Duplicate everything from the line containing "uI element localization: list" down to the line containing "y-tick-label: 50 — [216, 274, 254, 309]", including both of those lines, and leave the pictures out of your answer.

**Information provided:**
* * *

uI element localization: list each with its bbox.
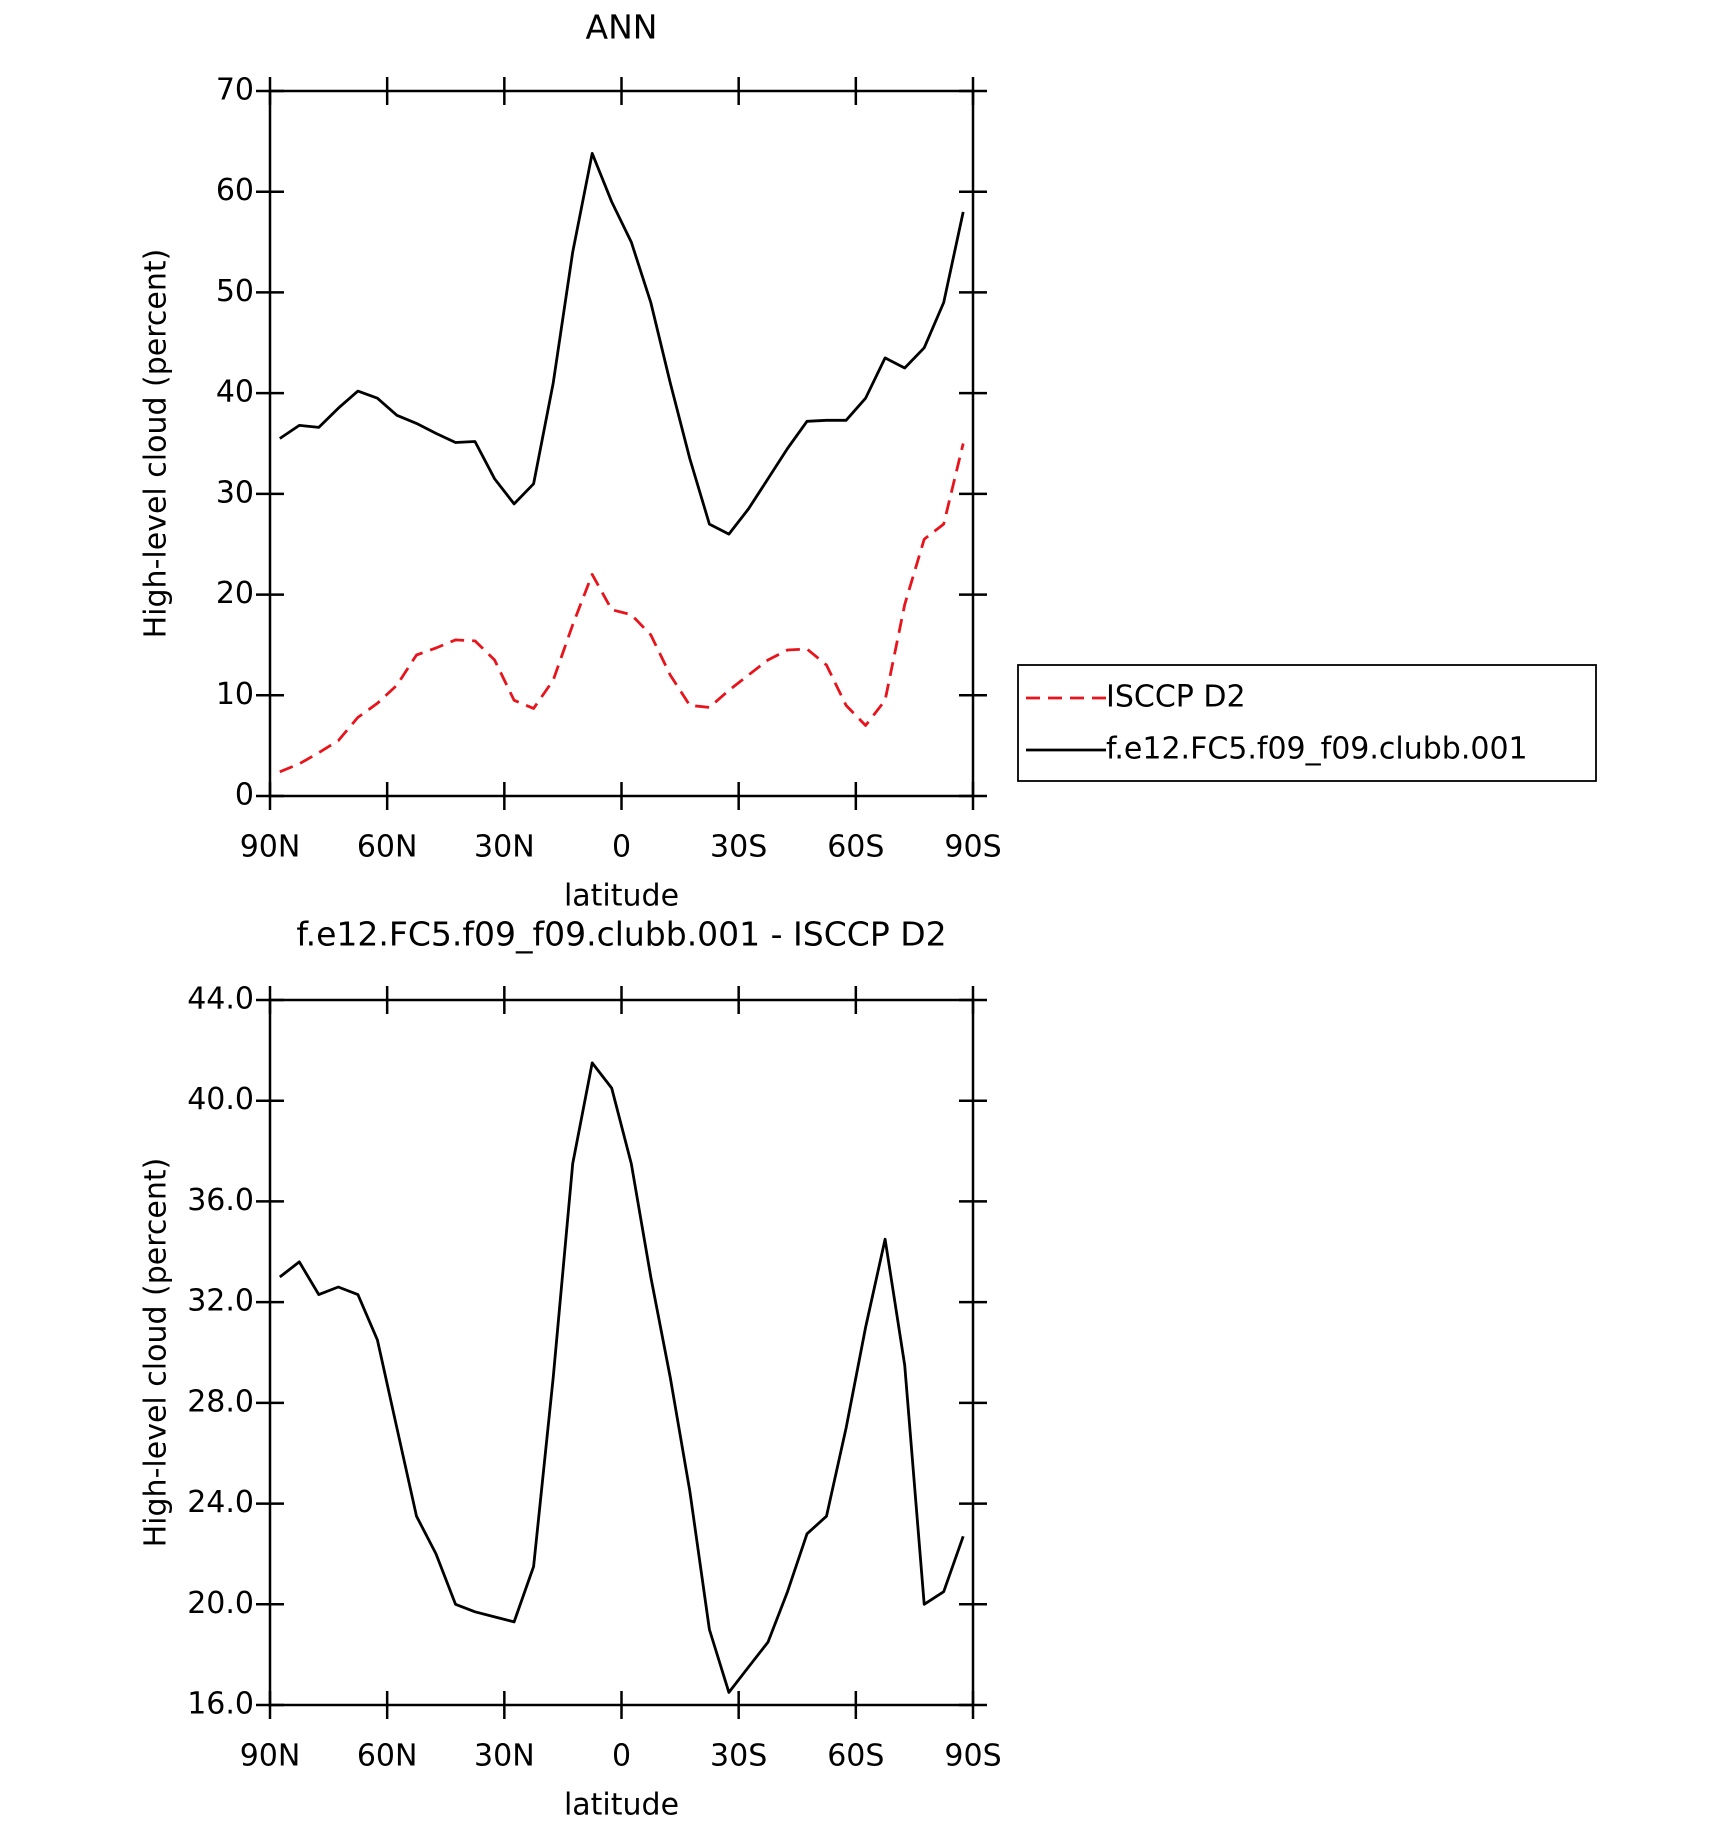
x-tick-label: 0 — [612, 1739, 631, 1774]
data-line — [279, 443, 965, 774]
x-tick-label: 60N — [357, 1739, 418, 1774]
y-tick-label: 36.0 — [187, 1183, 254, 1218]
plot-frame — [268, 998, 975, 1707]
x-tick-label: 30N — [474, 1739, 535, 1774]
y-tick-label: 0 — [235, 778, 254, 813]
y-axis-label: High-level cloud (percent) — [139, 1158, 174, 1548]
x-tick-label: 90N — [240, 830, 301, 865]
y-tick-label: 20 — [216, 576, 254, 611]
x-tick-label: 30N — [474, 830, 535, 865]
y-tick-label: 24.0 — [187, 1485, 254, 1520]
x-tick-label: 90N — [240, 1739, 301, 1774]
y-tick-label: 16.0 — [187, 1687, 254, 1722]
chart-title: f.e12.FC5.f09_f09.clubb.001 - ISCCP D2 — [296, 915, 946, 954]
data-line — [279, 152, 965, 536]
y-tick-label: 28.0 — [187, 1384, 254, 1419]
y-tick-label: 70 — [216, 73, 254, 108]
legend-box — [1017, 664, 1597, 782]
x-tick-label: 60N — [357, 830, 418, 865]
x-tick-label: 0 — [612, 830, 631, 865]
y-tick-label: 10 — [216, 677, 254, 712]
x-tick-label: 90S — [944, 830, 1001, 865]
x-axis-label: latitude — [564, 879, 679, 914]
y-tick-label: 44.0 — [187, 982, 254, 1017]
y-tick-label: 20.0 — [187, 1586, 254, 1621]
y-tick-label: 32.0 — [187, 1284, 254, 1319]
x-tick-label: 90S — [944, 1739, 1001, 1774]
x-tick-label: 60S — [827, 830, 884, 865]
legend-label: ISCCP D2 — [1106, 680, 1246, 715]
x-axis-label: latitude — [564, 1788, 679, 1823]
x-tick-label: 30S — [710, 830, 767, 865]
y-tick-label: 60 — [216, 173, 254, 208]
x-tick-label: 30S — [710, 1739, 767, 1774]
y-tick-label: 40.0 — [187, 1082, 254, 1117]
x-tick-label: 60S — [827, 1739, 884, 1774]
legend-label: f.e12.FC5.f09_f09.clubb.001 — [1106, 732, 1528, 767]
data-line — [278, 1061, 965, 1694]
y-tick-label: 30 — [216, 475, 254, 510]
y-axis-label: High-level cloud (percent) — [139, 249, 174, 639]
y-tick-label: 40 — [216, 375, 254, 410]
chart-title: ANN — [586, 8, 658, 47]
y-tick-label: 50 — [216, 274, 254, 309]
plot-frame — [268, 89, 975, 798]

* * *

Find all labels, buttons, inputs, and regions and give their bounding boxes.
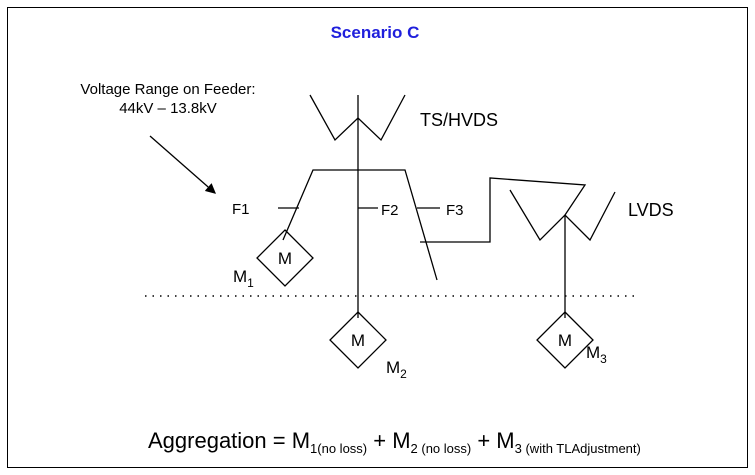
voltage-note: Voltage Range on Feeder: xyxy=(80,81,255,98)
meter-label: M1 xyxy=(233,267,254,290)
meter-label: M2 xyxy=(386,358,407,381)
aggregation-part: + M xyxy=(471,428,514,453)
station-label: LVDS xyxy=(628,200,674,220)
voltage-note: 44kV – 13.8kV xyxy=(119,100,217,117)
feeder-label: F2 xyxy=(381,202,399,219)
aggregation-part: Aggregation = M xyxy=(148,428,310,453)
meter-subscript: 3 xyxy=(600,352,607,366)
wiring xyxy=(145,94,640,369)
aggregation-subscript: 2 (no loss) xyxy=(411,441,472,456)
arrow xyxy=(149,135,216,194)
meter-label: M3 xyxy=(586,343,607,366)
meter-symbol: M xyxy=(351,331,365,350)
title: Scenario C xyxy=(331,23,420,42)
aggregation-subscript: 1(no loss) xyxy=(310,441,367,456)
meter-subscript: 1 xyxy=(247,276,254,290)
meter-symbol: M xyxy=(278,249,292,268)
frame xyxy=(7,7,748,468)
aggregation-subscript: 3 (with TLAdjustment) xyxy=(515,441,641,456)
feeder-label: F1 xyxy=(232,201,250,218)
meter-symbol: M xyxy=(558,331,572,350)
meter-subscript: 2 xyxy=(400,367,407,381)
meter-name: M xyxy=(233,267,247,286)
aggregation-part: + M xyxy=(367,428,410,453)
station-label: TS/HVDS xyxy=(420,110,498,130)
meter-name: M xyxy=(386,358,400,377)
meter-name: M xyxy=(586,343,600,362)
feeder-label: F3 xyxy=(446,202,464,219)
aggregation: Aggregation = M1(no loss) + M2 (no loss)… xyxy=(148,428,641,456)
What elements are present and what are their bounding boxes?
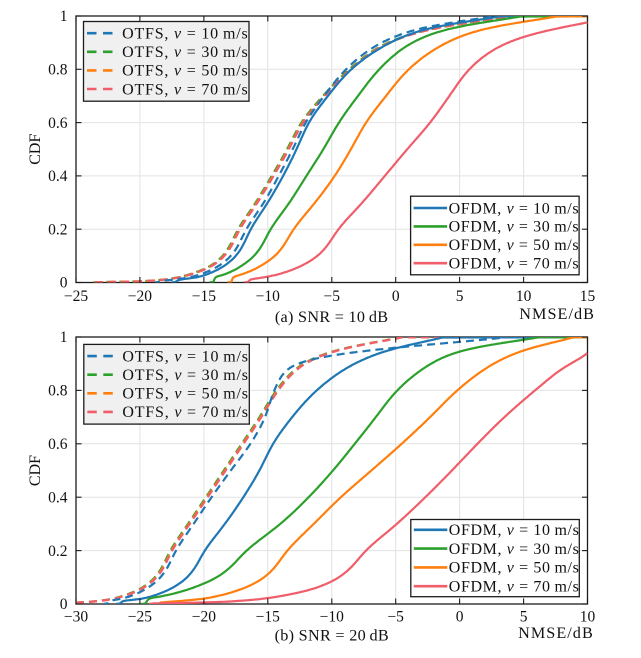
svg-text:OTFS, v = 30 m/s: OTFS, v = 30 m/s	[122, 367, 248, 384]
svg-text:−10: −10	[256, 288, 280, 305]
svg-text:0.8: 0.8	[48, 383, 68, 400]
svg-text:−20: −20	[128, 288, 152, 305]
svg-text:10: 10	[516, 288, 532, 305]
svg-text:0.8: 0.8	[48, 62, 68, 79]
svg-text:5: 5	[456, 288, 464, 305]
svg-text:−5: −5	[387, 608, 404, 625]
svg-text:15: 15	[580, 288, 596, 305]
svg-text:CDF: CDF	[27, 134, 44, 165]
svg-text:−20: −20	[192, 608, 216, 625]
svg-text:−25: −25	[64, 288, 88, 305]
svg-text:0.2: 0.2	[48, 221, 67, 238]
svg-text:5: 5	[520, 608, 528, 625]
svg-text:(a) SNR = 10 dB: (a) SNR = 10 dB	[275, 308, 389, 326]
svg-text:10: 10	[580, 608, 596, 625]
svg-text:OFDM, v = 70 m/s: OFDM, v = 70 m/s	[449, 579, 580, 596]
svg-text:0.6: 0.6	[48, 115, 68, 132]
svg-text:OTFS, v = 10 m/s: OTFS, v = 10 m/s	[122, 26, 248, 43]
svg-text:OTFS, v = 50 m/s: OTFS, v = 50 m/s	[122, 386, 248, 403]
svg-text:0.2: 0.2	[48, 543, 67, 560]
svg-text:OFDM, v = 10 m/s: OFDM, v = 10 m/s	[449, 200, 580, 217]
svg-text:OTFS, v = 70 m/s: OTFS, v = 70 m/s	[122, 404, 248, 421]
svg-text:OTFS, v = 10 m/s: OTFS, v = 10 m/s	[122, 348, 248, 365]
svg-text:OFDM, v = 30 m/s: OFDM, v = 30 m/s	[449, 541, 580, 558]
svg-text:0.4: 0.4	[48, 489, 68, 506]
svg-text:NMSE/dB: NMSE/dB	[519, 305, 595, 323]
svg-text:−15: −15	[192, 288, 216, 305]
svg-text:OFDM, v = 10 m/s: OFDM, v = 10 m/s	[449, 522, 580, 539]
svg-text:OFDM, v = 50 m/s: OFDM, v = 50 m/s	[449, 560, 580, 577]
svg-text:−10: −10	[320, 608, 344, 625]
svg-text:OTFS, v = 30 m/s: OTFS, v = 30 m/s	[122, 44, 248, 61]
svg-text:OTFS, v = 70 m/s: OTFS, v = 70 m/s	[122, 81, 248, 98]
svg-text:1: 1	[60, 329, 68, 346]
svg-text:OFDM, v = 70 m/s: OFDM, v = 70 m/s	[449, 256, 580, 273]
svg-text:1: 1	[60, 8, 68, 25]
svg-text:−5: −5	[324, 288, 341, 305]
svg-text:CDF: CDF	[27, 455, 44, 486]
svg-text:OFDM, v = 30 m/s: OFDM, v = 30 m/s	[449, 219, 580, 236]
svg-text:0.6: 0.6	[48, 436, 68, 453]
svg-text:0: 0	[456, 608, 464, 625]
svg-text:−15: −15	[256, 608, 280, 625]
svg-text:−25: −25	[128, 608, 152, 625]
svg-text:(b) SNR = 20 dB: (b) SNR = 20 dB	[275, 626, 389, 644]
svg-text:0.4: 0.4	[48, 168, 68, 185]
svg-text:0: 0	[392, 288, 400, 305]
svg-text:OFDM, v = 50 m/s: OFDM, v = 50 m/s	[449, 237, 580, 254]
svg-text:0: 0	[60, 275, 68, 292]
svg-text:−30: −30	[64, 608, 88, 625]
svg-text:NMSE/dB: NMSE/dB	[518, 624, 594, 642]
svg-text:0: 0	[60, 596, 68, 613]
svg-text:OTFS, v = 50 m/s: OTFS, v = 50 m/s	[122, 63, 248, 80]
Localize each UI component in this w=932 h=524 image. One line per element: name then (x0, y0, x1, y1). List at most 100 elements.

* * *

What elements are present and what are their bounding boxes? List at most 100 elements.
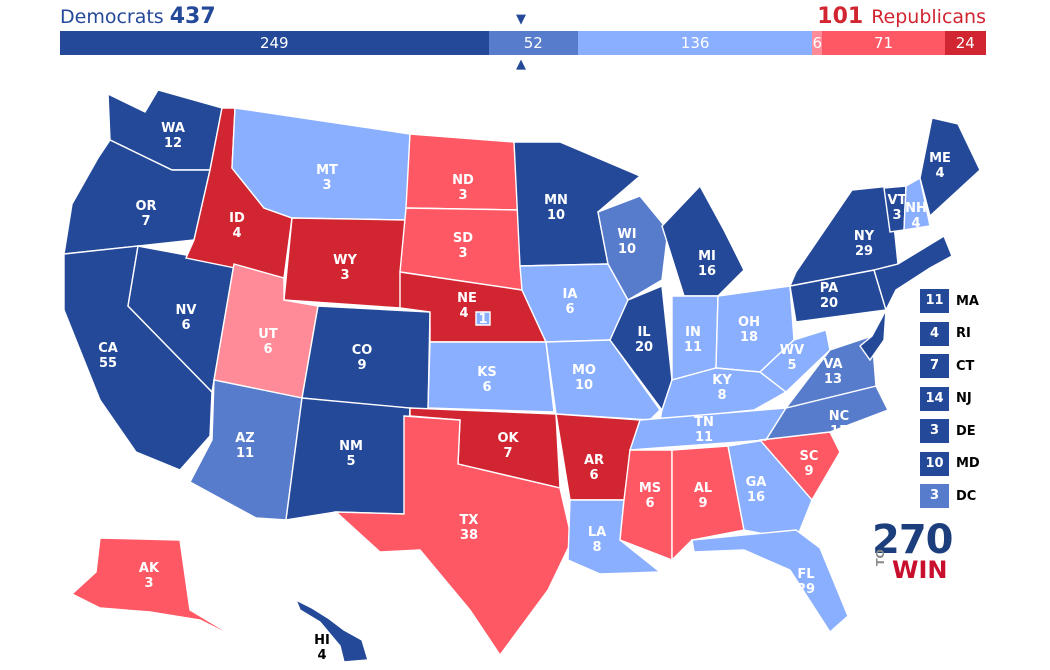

* * *

**Solution to this exercise:**
uI element localization: list each with its bbox.
x-tick-label: 0 — [612, 1739, 631, 1774]
data-line — [279, 443, 965, 774]
x-tick-label: 60N — [357, 1739, 418, 1774]
y-tick-label: 36.0 — [187, 1183, 254, 1218]
plot-frame — [268, 998, 975, 1707]
x-tick-label: 30N — [474, 1739, 535, 1774]
y-tick-label: 0 — [235, 778, 254, 813]
y-axis-label: High-level cloud (percent) — [139, 1158, 174, 1548]
x-tick-label: 90N — [240, 830, 301, 865]
y-tick-label: 20 — [216, 576, 254, 611]
x-tick-label: 30N — [474, 830, 535, 865]
y-tick-label: 24.0 — [187, 1485, 254, 1520]
x-tick-label: 90N — [240, 1739, 301, 1774]
y-tick-label: 16.0 — [187, 1687, 254, 1722]
chart-title: f.e12.FC5.f09_f09.clubb.001 - ISCCP D2 — [296, 915, 946, 954]
data-line — [279, 152, 965, 536]
y-tick-label: 28.0 — [187, 1384, 254, 1419]
y-tick-label: 70 — [216, 73, 254, 108]
legend-box — [1017, 664, 1597, 782]
x-tick-label: 60N — [357, 830, 418, 865]
x-tick-label: 0 — [612, 830, 631, 865]
y-tick-label: 10 — [216, 677, 254, 712]
x-tick-label: 90S — [944, 830, 1001, 865]
x-axis-label: latitude — [564, 879, 679, 914]
y-tick-label: 44.0 — [187, 982, 254, 1017]
y-tick-label: 20.0 — [187, 1586, 254, 1621]
y-tick-label: 32.0 — [187, 1284, 254, 1319]
x-tick-label: 90S — [944, 1739, 1001, 1774]
x-tick-label: 60S — [827, 830, 884, 865]
legend-label: ISCCP D2 — [1106, 680, 1246, 715]
x-axis-label: latitude — [564, 1788, 679, 1823]
x-tick-label: 30S — [710, 830, 767, 865]
y-tick-label: 60 — [216, 173, 254, 208]
x-tick-label: 30S — [710, 1739, 767, 1774]
y-tick-label: 40.0 — [187, 1082, 254, 1117]
x-tick-label: 60S — [827, 1739, 884, 1774]
legend-label: f.e12.FC5.f09_f09.clubb.001 — [1106, 732, 1528, 767]
data-line — [278, 1061, 965, 1694]
y-tick-label: 30 — [216, 475, 254, 510]
y-axis-label: High-level cloud (percent) — [139, 249, 174, 639]
y-tick-label: 40 — [216, 375, 254, 410]
chart-title: ANN — [586, 8, 658, 47]
y-tick-label: 50 — [216, 274, 254, 309]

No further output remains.